__TASK REQUIREMENTS__. Gather the lines that hold the string "παιδείας".

__SUPPLIED RECORDS__.
^^^^^^^^

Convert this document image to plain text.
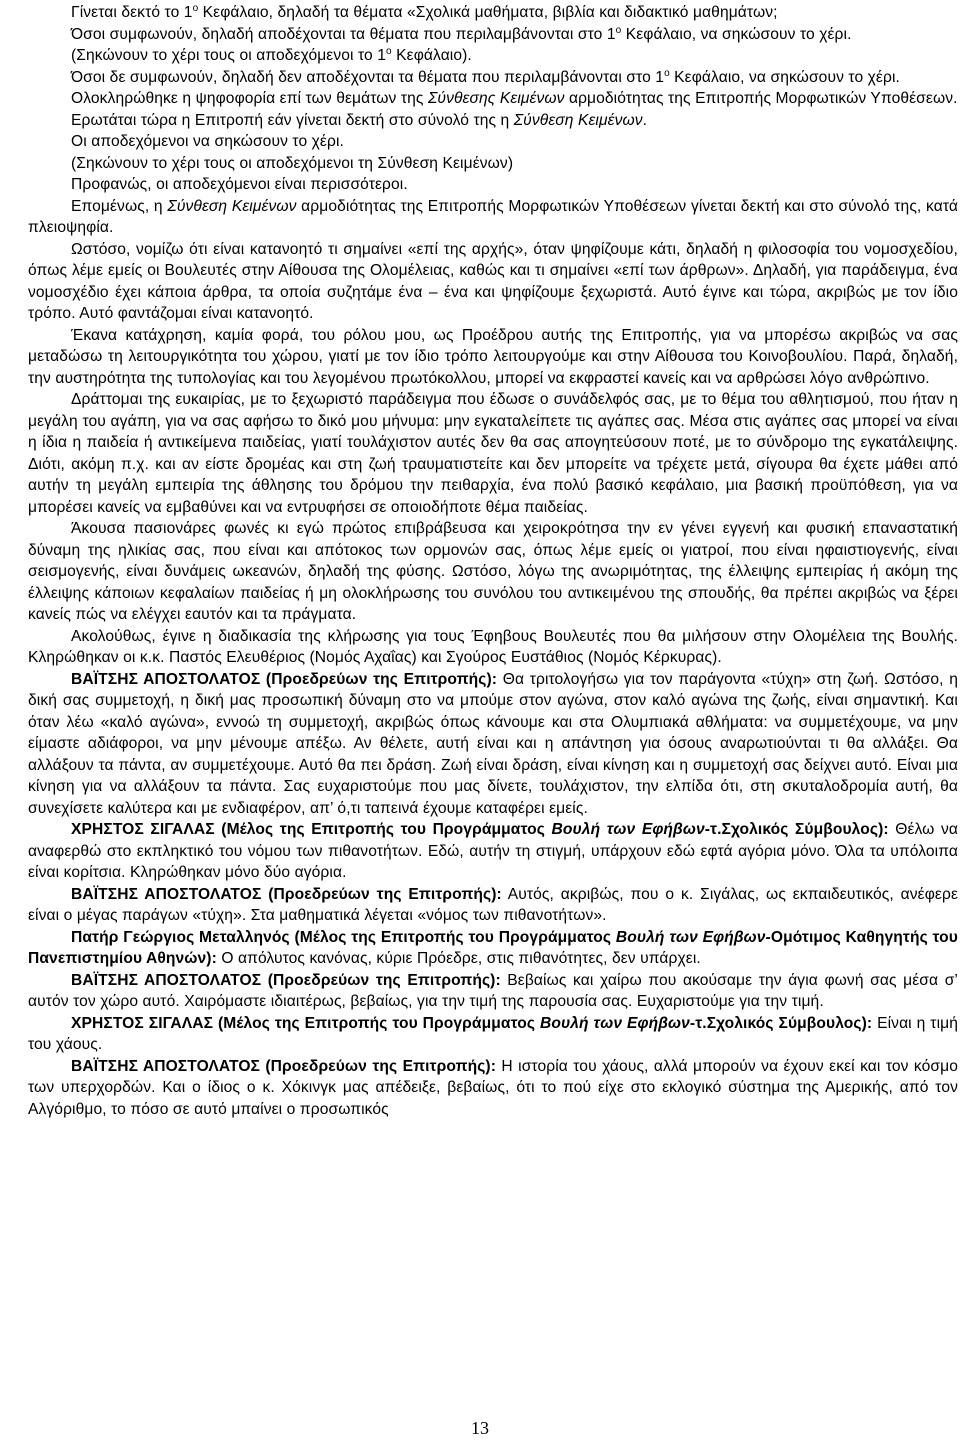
Γίνεται δεκτό το $1^o$ Κεφάλαιο, δηλαδή τα θέματα «Σχολικά μαθήματα, βιβλία και διδακτικό μαθημάτων;

Όσοι συμφωνούν, δηλαδή αποδέχονται τα θέματα που περιλαμβάνονται στο $1^o$ Κεφάλαιο, να σηκώσουν το χέρι.

(Σηκώνουν το χέρι τους οι αποδεχόμενοι το $1^o$ Κεφάλαιο).

Όσοι δε συμφωνούν, δηλαδή δεν αποδέχονται τα θέματα που περιλαμβάνονται στο $1^o$ Κεφάλαιο, να σηκώσουν το χέρι.

Ολοκληρώθηκε η ψηφοφορία επί των θεμάτων της Σύνθεσης Κειμένων αρμοδιότητας της Επιτροπής Μορφωτικών Υποθέσεων.

Ερωτάται τώρα η Επιτροπή εάν γίνεται δεκτή στο σύνολό της η Σύνθεση Κειμένων.

Οι αποδεχόμενοι να σηκώσουν το χέρι.

(Σηκώνουν το χέρι τους οι αποδεχόμενοι τη Σύνθεση Κειμένων)

Προφανώς, οι αποδεχόμενοι είναι περισσότεροι.

Επομένως, η Σύνθεση Κειμένων αρμοδιότητας της Επιτροπής Μορφωτικών Υποθέσεων γίνεται δεκτή και στο σύνολό της, κατά πλειοψηφία.

Ωστόσο, νομίζω ότι είναι κατανοητό τι σημαίνει «επί της αρχής», όταν ψηφίζουμε κάτι, δηλαδή η φιλοσοφία του νομοσχεδίου, όπως λέμε εμείς οι Βουλευτές στην Αίθουσα της Ολομέλειας, καθώς και τι σημαίνει «επί των άρθρων». Δηλαδή, για παράδειγμα, ένα νομοσχέδιο έχει κάποια άρθρα, τα οποία συζητάμε ένα – ένα και ψηφίζουμε ξεχωριστά. Αυτό έγινε και τώρα, ακριβώς με τον ίδιο τρόπο. Αυτό φαντάζομαι είναι κατανοητό.

Έκανα κατάχρηση, καμία φορά, του ρόλου μου, ως Προέδρου αυτής της Επιτροπής, για να μπορέσω ακριβώς να σας μεταδώσω τη λειτουργικότητα του χώρου, γιατί με τον ίδιο τρόπο λειτουργούμε και στην Αίθουσα του Κοινοβουλίου. Παρά, δηλαδή, την αυστηρότητα της τυπολογίας και του λεγομένου πρωτόκολλου, μπορεί να εκφραστεί κανείς και να αρθρώσει λόγο ανθρώπινο.

Δράττομαι της ευκαιρίας, με το ξεχωριστό παράδειγμα που έδωσε ο συνάδελφός σας, με το θέμα του αθλητισμού, που ήταν η μεγάλη του αγάπη, για να σας αφήσω το δικό μου μήνυμα: μην εγκαταλείπετε τις αγάπες σας. Μέσα στις αγάπες σας μπορεί να είναι η ίδια η παιδεία ή αντικείμενα παιδείας, γιατί τουλάχιστον αυτές δεν θα σας απογητεύσουν ποτέ, με το σύνδρομο της εγκατάλειψης. Διότι, ακόμη π.χ. και αν είστε δρομέας και στη ζωή τραυματιστείτε και δεν μπορείτε να τρέχετε μετά, σίγουρα θα έχετε μάθει από αυτήν τη μεγάλη εμπειρία της άθλησης του δρόμου την πειθαρχία, ένα πολύ βασικό κεφάλαιο, μια βασική προϋπόθεση, για να μπορέσει κανείς να εμβαθύνει και να εντρυφήσει σε οποιοδήποτε θέμα παιδείας.

Άκουσα πασιονάρες φωνές κι εγώ πρώτος επιβράβευσα και χειροκρότησα την εν γένει εγγενή και φυσική επαναστατική δύναμη της ηλικίας σας, που είναι και απότοκος των ορμονών σας, όπως λέμε εμείς οι γιατροί, που είναι ηφαιστιογενής, είναι σεισμογενής, είναι δυνάμεις ωκεανών, δηλαδή της φύσης. Ωστόσο, λόγω της ανωριμότητας, της έλλειψης εμπειρίας ή ακόμη της έλλειψης κάποιων κεφαλαίων παιδείας ή μη ολοκλήρωσης του συνόλου του αντικειμένου της σπουδής, θα πρέπει ακριβώς να ξέρει κανείς πώς να ελέγχει εαυτόν και τα πράγματα.

Ακολούθως, έγινε η διαδικασία της κλήρωσης για τους Έφηβους Βουλευτές που θα μιλήσουν στην Ολομέλεια της Βουλής. Κληρώθηκαν οι κ.κ. Παστός Ελευθέριος (Νομός Αχαΐας) και Σγούρος Ευστάθιος (Νομός Κέρκυρας).

ΒΑΪΤΣΗΣ ΑΠΟΣΤΟΛΑΤΟΣ (Προεδρεύων της Επιτροπής): Θα τριτολογήσω για τον παράγοντα «τύχη» στη ζωή. Ωστόσο, η δική σας συμμετοχή, η δική μας προσωπική δύναμη στο να μπούμε στον αγώνα, στον καλό αγώνα της ζωής, είναι σημαντική. Και όταν λέω «καλό αγώνα», εννοώ τη συμμετοχή, ακριβώς όπως κάνουμε και στα Ολυμπιακά αθλήματα: να συμμετέχουμε, να μην είμαστε αδιάφοροι, να μην μένουμε απέξω. Αν θέλετε, αυτή είναι και η απάντηση για όσους αναρωτιούνται τι θα αλλάξει. Θα αλλάξουν τα πάντα, αν συμμετέχουμε. Αυτό θα πει δράση. Ζωή είναι δράση, είναι κίνηση και η συμμετοχή σας δείχνει αυτό. Είναι μια κίνηση για να αλλάξουν τα πάντα. Σας ευχαριστούμε που μας δίνετε, τουλάχιστον, την ελπίδα ότι, στη σκυταλοδρομία αυτή, θα συνεχίσετε καλύτερα και με ενδιαφέρον, απ’ ό,τι ταπεινά έχουμε καταφέρει εμείς.

ΧΡΗΣΤΟΣ ΣΙΓΑΛΑΣ (Μέλος της Επιτροπής του Προγράμματος Βουλή των Εφήβων-τ.Σχολικός Σύμβουλος): Θέλω να αναφερθώ στο εκπληκτικό του νόμου των πιθανοτήτων. Εδώ, αυτήν τη στιγμή, υπάρχουν εδώ εφτά αγόρια μόνο. Όλα τα υπόλοιπα είναι κορίτσια. Κληρώθηκαν μόνο δύο αγόρια.

ΒΑΪΤΣΗΣ ΑΠΟΣΤΟΛΑΤΟΣ (Προεδρεύων της Επιτροπής): Αυτός, ακριβώς, που ο κ. Σιγάλας, ως εκπαιδευτικός, ανέφερε είναι ο μέγας παράγων «τύχη». Στα μαθηματικά λέγεται «νόμος των πιθανοτήτων».

Πατήρ Γεώργιος Μεταλληνός (Μέλος της Επιτροπής του Προγράμματος Βουλή των Εφήβων-Ομότιμος Καθηγητής του Πανεπιστημίου Αθηνών): Ο απόλυτος κανόνας, κύριε Πρόεδρε, στις πιθανότητες, δεν υπάρχει.

ΒΑΪΤΣΗΣ ΑΠΟΣΤΟΛΑΤΟΣ (Προεδρεύων της Επιτροπής): Βεβαίως και χαίρω που ακούσαμε την άγια φωνή σας μέσα σ’ αυτόν τον χώρο αυτό. Χαιρόμαστε ιδιαιτέρως, βεβαίως, για την τιμή της παρουσία σας. Ευχαριστούμε για την τιμή.

ΧΡΗΣΤΟΣ ΣΙΓΑΛΑΣ (Μέλος της Επιτροπής του Προγράμματος Βουλή των Εφήβων-τ.Σχολικός Σύμβουλος): Είναι η τιμή του χάους.

ΒΑΪΤΣΗΣ ΑΠΟΣΤΟΛΑΤΟΣ (Προεδρεύων της Επιτροπής): Η ιστορία του χάους, αλλά μπορούν να έχουν εκεί και τον κόσμο των υπερχορδών. Και ο ίδιος ο κ. Χόκινγκ μας απέδειξε, βεβαίως, ότι το πού είχε στο εκλογικό σύστημα της Αμερικής, από τον Αλγόριθμο, το πόσο σε αυτό μπαίνει ο προσωπικός

13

^^^^^^^^

__SOLUTION FOR THIS EXERCISE__.
Δράττομαι της ευκαιρίας, με το ξεχωριστό παράδειγμα που έδωσε ο συνάδελφός σας, με το θέμα του αθλητισμού, που ήταν η μεγάλη του αγάπη, για να σας αφήσω το δικό μου μήνυμα: μην εγκαταλείπετε τις αγάπες σας. Μέσα στις αγάπες σας μπορεί να είναι η ίδια η παιδεία ή αντικείμενα παιδείας, γιατί τουλάχιστον αυτές δεν θα σας απογητεύσουν ποτέ, με το σύνδρομο της εγκατάλειψης. Διότι, ακόμη π.χ. και αν είστε δρομέας και στη ζωή τραυματιστείτε και δεν μπορείτε να τρέχετε μετά, σίγουρα θα έχετε μάθει από αυτήν τη μεγάλη εμπειρία της άθλησης του δρόμου την πειθαρχία, ένα πολύ βασικό κεφάλαιο, μια βασική προϋπόθεση, για να μπορέσει κανείς να εμβαθύνει και να εντρυφήσει σε οποιοδήποτε θέμα παιδείας.
Άκουσα πασιονάρες φωνές κι εγώ πρώτος επιβράβευσα και χειροκρότησα την εν γένει εγγενή και φυσική επαναστατική δύναμη της ηλικίας σας, που είναι και απότοκος των ορμονών σας, όπως λέμε εμείς οι γιατροί, που είναι ηφαιστιογενής, είναι σεισμογενής, είναι δυνάμεις ωκεανών, δηλαδή της φύσης. Ωστόσο, λόγω της ανωριμότητας, της έλλειψης εμπειρίας ή ακόμη της έλλειψης κάποιων κεφαλαίων παιδείας ή μη ολοκλήρωσης του συνόλου του αντικειμένου της σπουδής, θα πρέπει ακριβώς να ξέρει κανείς πώς να ελέγχει εαυτόν και τα πράγματα.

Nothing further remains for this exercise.